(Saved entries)
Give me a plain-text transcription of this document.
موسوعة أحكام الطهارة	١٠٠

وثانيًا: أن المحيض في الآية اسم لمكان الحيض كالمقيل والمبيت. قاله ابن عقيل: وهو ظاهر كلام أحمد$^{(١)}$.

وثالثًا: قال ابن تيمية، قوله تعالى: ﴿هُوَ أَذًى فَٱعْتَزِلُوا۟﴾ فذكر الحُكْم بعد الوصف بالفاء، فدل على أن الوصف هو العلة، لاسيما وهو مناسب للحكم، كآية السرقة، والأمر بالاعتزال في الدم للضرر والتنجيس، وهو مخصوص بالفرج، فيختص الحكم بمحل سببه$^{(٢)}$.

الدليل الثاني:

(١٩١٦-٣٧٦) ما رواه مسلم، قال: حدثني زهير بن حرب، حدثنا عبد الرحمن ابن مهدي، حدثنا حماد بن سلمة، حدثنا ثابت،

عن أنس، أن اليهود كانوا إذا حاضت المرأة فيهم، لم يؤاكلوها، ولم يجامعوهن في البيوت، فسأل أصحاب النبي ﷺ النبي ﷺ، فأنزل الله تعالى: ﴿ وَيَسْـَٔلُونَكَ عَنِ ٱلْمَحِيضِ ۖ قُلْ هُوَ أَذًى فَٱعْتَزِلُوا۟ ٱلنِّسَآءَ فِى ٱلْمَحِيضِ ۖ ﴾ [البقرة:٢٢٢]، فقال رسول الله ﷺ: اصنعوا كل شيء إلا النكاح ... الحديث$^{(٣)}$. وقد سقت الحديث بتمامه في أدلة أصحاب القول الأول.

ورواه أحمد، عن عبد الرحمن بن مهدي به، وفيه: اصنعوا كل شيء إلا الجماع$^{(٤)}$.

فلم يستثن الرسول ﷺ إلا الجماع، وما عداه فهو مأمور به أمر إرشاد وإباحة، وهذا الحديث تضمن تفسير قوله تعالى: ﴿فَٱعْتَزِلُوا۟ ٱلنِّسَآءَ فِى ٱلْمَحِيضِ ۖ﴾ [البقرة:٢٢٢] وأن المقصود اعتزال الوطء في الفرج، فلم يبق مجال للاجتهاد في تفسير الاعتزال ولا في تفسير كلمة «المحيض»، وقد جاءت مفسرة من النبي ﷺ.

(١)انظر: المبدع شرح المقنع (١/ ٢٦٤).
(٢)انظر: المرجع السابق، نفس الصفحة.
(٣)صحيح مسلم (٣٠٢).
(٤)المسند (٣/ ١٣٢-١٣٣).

= PROBLEM TO WORK ON =
Write the material out again word for word.

= SOLUTION FOR THIS TASK =
Give me a plain-text transcription of this document.
موسوعة أحكام الطهارة	١٠٠

وثانيًا: أن المحيض في الآية اسم لمكان الحيض كالمقيل والمبيت. قاله ابن عقيل: وهو ظاهر كلام أحمد$^{(١)}$.

وثالثًا: قال ابن تيمية، قوله تعالى: ﴿هُوَ أَذًى فَٱعْتَزِلُوا۟﴾ فذكر الحُكْم بعد الوصف بالفاء، فدل على أن الوصف هو العلة، لاسيما وهو مناسب للحكم، كآية السرقة، والأمر بالاعتزال في الدم للضرر والتنجيس، وهو مخصوص بالفرج، فيختص الحكم بمحل سببه$^{(٢)}$.

الدليل الثاني:

(١٩١٦-٣٧٦) ما رواه مسلم، قال: حدثني زهير بن حرب، حدثنا عبد الرحمن ابن مهدي، حدثنا حماد بن سلمة، حدثنا ثابت،

عن أنس، أن اليهود كانوا إذا حاضت المرأة فيهم، لم يؤاكلوها، ولم يجامعوهن في البيوت، فسأل أصحاب النبي ﷺ النبي ﷺ، فأنزل الله تعالى: ﴿ وَيَسْـَٔلُونَكَ عَنِ ٱلْمَحِيضِ ۖ قُلْ هُوَ أَذًى فَٱعْتَزِلُوا۟ ٱلنِّسَآءَ فِى ٱلْمَحِيضِ ۖ ﴾ [البقرة:٢٢٢]، فقال رسول الله ﷺ: اصنعوا كل شيء إلا النكاح ... الحديث$^{(٣)}$. وقد سقت الحديث بتمامه في أدلة أصحاب القول الأول.

ورواه أحمد، عن عبد الرحمن بن مهدي به، وفيه: اصنعوا كل شيء إلا الجماع$^{(٤)}$.

فلم يستثن الرسول ﷺ إلا الجماع، وما عداه فهو مأمور به أمر إرشاد وإباحة، وهذا الحديث تضمن تفسير قوله تعالى: ﴿فَٱعْتَزِلُوا۟ ٱلنِّسَآءَ فِى ٱلْمَحِيضِ ۖ﴾ [البقرة:٢٢٢] وأن المقصود اعتزال الوطء في الفرج، فلم يبق مجال للاجتهاد في تفسير الاعتزال ولا في تفسير كلمة «المحيض»، وقد جاءت مفسرة من النبي ﷺ.

(١)انظر: المبدع شرح المقنع (١/ ٢٦٤).
(٢)انظر: المرجع السابق، نفس الصفحة.
(٣)صحيح مسلم (٣٠٢).
(٤)المسند (٣/ ١٣٢-١٣٣).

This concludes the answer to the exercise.